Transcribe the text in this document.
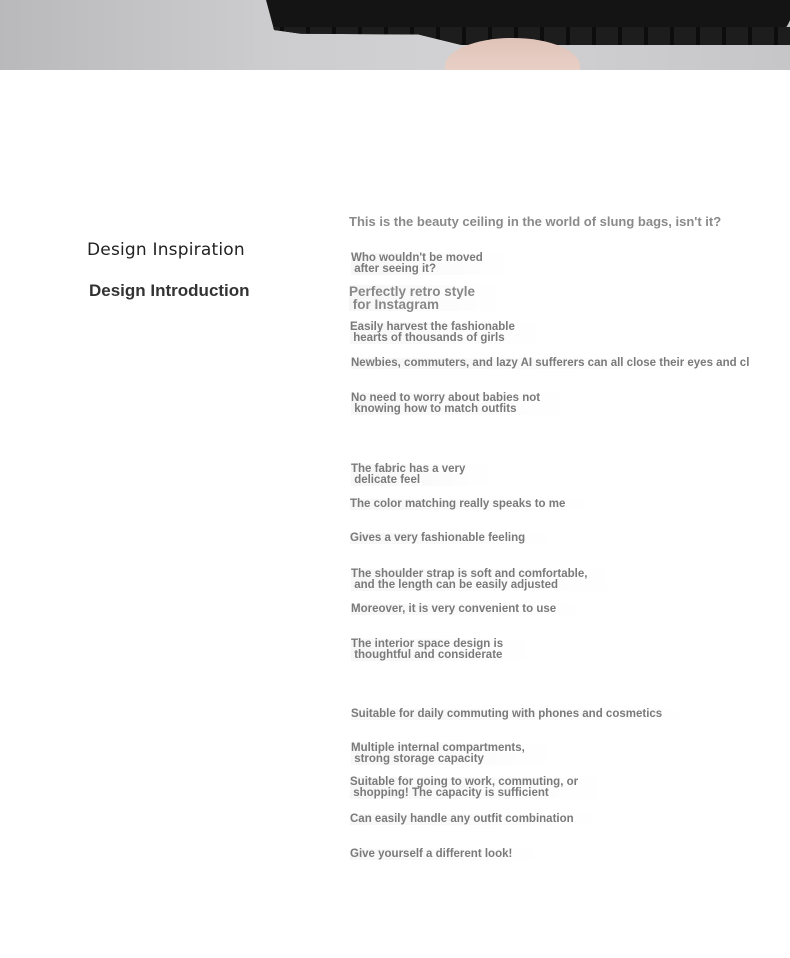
Design Inspiration
Design Introduction
This is the beauty ceiling in the world of slung bags, isn't it?

Who wouldn't be moved
after seeing it?

Perfectly retro style
for Instagram

Easily harvest the fashionable
hearts of thousands of girls

Newbies, commuters, and lazy AI sufferers can all close their eyes and cl

No need to worry about babies not
knowing how to match outfits

The fabric has a very
delicate feel

The color matching really speaks to me

Gives a very fashionable feeling

The shoulder strap is soft and comfortable,
and the length can be easily adjusted

Moreover, it is very convenient to use

The interior space design is
thoughtful and considerate

Suitable for daily commuting with phones and cosmetics

Multiple internal compartments,
strong storage capacity

Suitable for going to work, commuting, or
shopping! The capacity is sufficient

Can easily handle any outfit combination

Give yourself a different look!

#####

Write out the entries again, exactly as given, skipping any images.

Transcribe the text in this document.
Design Inspiration
Design Introduction
This is the beauty ceiling in the world of slung bags, isn't it?

Who wouldn't be moved
after seeing it?

Perfectly retro style
for Instagram

Easily harvest the fashionable
hearts of thousands of girls

Newbies, commuters, and lazy AI sufferers can all close their eyes and cl

No need to worry about babies not
knowing how to match outfits

The fabric has a very
delicate feel

The color matching really speaks to me

Gives a very fashionable feeling

The shoulder strap is soft and comfortable,
and the length can be easily adjusted

Moreover, it is very convenient to use

The interior space design is
thoughtful and considerate

Suitable for daily commuting with phones and cosmetics

Multiple internal compartments,
strong storage capacity

Suitable for going to work, commuting, or
shopping! The capacity is sufficient

Can easily handle any outfit combination

Give yourself a different look!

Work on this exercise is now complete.